[Start]

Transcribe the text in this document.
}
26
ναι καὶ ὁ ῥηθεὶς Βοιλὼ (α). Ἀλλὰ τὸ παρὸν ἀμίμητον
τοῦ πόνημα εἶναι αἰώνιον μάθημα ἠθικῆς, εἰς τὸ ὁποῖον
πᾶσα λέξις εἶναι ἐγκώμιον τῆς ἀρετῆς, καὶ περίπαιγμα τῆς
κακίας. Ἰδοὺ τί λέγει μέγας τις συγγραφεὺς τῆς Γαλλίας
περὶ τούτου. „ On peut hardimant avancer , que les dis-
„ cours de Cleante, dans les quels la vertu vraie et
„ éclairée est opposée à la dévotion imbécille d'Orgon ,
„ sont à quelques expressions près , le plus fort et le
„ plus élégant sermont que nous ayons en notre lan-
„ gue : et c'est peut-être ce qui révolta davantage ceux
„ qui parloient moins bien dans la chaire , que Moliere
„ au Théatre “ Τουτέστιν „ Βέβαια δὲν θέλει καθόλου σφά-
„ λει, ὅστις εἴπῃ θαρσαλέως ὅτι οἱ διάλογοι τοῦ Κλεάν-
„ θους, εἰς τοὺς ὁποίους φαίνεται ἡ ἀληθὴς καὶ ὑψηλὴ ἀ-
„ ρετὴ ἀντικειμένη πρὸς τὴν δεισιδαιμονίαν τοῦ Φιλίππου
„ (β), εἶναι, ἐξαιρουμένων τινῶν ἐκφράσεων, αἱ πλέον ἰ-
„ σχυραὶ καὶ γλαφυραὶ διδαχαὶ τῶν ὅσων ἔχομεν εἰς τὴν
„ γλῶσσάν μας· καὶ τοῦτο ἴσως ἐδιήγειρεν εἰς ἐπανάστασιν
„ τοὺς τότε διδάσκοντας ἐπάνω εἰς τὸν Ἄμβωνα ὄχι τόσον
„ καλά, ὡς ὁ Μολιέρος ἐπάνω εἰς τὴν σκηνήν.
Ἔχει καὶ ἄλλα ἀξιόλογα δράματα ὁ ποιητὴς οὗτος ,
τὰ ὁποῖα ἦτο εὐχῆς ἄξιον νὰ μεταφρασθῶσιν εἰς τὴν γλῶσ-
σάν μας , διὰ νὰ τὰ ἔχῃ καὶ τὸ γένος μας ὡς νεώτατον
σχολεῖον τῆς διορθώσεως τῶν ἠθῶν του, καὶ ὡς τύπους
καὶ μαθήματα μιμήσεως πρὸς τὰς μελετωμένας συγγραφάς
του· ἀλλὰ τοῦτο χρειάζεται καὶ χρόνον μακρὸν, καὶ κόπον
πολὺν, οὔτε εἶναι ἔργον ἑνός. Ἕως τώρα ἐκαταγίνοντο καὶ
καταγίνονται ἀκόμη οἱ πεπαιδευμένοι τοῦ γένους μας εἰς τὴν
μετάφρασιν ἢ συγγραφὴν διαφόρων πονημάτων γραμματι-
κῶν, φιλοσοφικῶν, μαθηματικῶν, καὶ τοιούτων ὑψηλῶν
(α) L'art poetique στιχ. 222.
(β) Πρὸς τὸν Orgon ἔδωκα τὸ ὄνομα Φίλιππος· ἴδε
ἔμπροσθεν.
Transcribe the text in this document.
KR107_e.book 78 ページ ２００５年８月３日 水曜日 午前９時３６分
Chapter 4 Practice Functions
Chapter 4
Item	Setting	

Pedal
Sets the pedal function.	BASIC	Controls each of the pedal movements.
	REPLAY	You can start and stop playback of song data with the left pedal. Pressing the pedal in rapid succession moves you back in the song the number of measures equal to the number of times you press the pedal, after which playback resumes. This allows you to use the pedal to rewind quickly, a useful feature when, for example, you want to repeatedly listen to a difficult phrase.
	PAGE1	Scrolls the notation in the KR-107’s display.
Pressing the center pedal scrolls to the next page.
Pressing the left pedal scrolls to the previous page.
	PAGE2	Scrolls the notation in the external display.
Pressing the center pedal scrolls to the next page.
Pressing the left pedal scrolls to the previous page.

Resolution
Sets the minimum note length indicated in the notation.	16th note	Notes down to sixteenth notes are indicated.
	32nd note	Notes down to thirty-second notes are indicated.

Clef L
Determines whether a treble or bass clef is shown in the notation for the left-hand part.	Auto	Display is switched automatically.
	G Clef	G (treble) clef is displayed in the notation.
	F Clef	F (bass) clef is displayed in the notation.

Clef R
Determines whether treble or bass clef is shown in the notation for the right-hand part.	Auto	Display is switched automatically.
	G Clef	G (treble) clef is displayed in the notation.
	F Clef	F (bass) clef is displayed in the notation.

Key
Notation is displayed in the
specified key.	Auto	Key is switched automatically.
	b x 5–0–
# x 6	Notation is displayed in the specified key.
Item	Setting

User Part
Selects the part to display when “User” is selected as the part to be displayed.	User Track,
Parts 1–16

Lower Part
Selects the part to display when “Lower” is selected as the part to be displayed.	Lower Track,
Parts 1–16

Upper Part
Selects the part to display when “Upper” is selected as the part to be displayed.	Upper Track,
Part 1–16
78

[End]

**Task**
Return the whole listing exactly.

**Output below**
Transcribe the text in this document.
}
26
ναι καὶ ὁ ῥηθεὶς Βοιλὼ (α). Ἀλλὰ τὸ παρὸν ἀμίμητον
τοῦ πόνημα εἶναι αἰώνιον μάθημα ἠθικῆς, εἰς τὸ ὁποῖον
πᾶσα λέξις εἶναι ἐγκώμιον τῆς ἀρετῆς, καὶ περίπαιγμα τῆς
κακίας. Ἰδοὺ τί λέγει μέγας τις συγγραφεὺς τῆς Γαλλίας
περὶ τούτου. „ On peut hardimant avancer , que les dis-
„ cours de Cleante, dans les quels la vertu vraie et
„ éclairée est opposée à la dévotion imbécille d'Orgon ,
„ sont à quelques expressions près , le plus fort et le
„ plus élégant sermont que nous ayons en notre lan-
„ gue : et c'est peut-être ce qui révolta davantage ceux
„ qui parloient moins bien dans la chaire , que Moliere
„ au Théatre “ Τουτέστιν „ Βέβαια δὲν θέλει καθόλου σφά-
„ λει, ὅστις εἴπῃ θαρσαλέως ὅτι οἱ διάλογοι τοῦ Κλεάν-
„ θους, εἰς τοὺς ὁποίους φαίνεται ἡ ἀληθὴς καὶ ὑψηλὴ ἀ-
„ ρετὴ ἀντικειμένη πρὸς τὴν δεισιδαιμονίαν τοῦ Φιλίππου
„ (β), εἶναι, ἐξαιρουμένων τινῶν ἐκφράσεων, αἱ πλέον ἰ-
„ σχυραὶ καὶ γλαφυραὶ διδαχαὶ τῶν ὅσων ἔχομεν εἰς τὴν
„ γλῶσσάν μας· καὶ τοῦτο ἴσως ἐδιήγειρεν εἰς ἐπανάστασιν
„ τοὺς τότε διδάσκοντας ἐπάνω εἰς τὸν Ἄμβωνα ὄχι τόσον
„ καλά, ὡς ὁ Μολιέρος ἐπάνω εἰς τὴν σκηνήν.
Ἔχει καὶ ἄλλα ἀξιόλογα δράματα ὁ ποιητὴς οὗτος ,
τὰ ὁποῖα ἦτο εὐχῆς ἄξιον νὰ μεταφρασθῶσιν εἰς τὴν γλῶσ-
σάν μας , διὰ νὰ τὰ ἔχῃ καὶ τὸ γένος μας ὡς νεώτατον
σχολεῖον τῆς διορθώσεως τῶν ἠθῶν του, καὶ ὡς τύπους
καὶ μαθήματα μιμήσεως πρὸς τὰς μελετωμένας συγγραφάς
του· ἀλλὰ τοῦτο χρειάζεται καὶ χρόνον μακρὸν, καὶ κόπον
πολὺν, οὔτε εἶναι ἔργον ἑνός. Ἕως τώρα ἐκαταγίνοντο καὶ
καταγίνονται ἀκόμη οἱ πεπαιδευμένοι τοῦ γένους μας εἰς τὴν
μετάφρασιν ἢ συγγραφὴν διαφόρων πονημάτων γραμματι-
κῶν, φιλοσοφικῶν, μαθηματικῶν, καὶ τοιούτων ὑψηλῶν
(α) L'art poetique στιχ. 222.
(β) Πρὸς τὸν Orgon ἔδωκα τὸ ὄνομα Φίλιππος· ἴδε
ἔμπροσθεν.
Transcribe the text in this document.
KR107_e.book 78 ページ ２００５年８月３日 水曜日 午前９時３６分
Chapter 4 Practice Functions
Chapter 4
Item	Setting	

Pedal
Sets the pedal function.	BASIC	Controls each of the pedal movements.
	REPLAY	You can start and stop playback of song data with the left pedal. Pressing the pedal in rapid succession moves you back in the song the number of measures equal to the number of times you press the pedal, after which playback resumes. This allows you to use the pedal to rewind quickly, a useful feature when, for example, you want to repeatedly listen to a difficult phrase.
	PAGE1	Scrolls the notation in the KR-107’s display.
Pressing the center pedal scrolls to the next page.
Pressing the left pedal scrolls to the previous page.
	PAGE2	Scrolls the notation in the external display.
Pressing the center pedal scrolls to the next page.
Pressing the left pedal scrolls to the previous page.

Resolution
Sets the minimum note length indicated in the notation.	16th note	Notes down to sixteenth notes are indicated.
	32nd note	Notes down to thirty-second notes are indicated.

Clef L
Determines whether a treble or bass clef is shown in the notation for the left-hand part.	Auto	Display is switched automatically.
	G Clef	G (treble) clef is displayed in the notation.
	F Clef	F (bass) clef is displayed in the notation.

Clef R
Determines whether treble or bass clef is shown in the notation for the right-hand part.	Auto	Display is switched automatically.
	G Clef	G (treble) clef is displayed in the notation.
	F Clef	F (bass) clef is displayed in the notation.

Key
Notation is displayed in the
specified key.	Auto	Key is switched automatically.
	b x 5–0–
# x 6	Notation is displayed in the specified key.
Item	Setting

User Part
Selects the part to display when “User” is selected as the part to be displayed.	User Track,
Parts 1–16

Lower Part
Selects the part to display when “Lower” is selected as the part to be displayed.	Lower Track,
Parts 1–16

Upper Part
Selects the part to display when “Upper” is selected as the part to be displayed.	Upper Track,
Part 1–16
78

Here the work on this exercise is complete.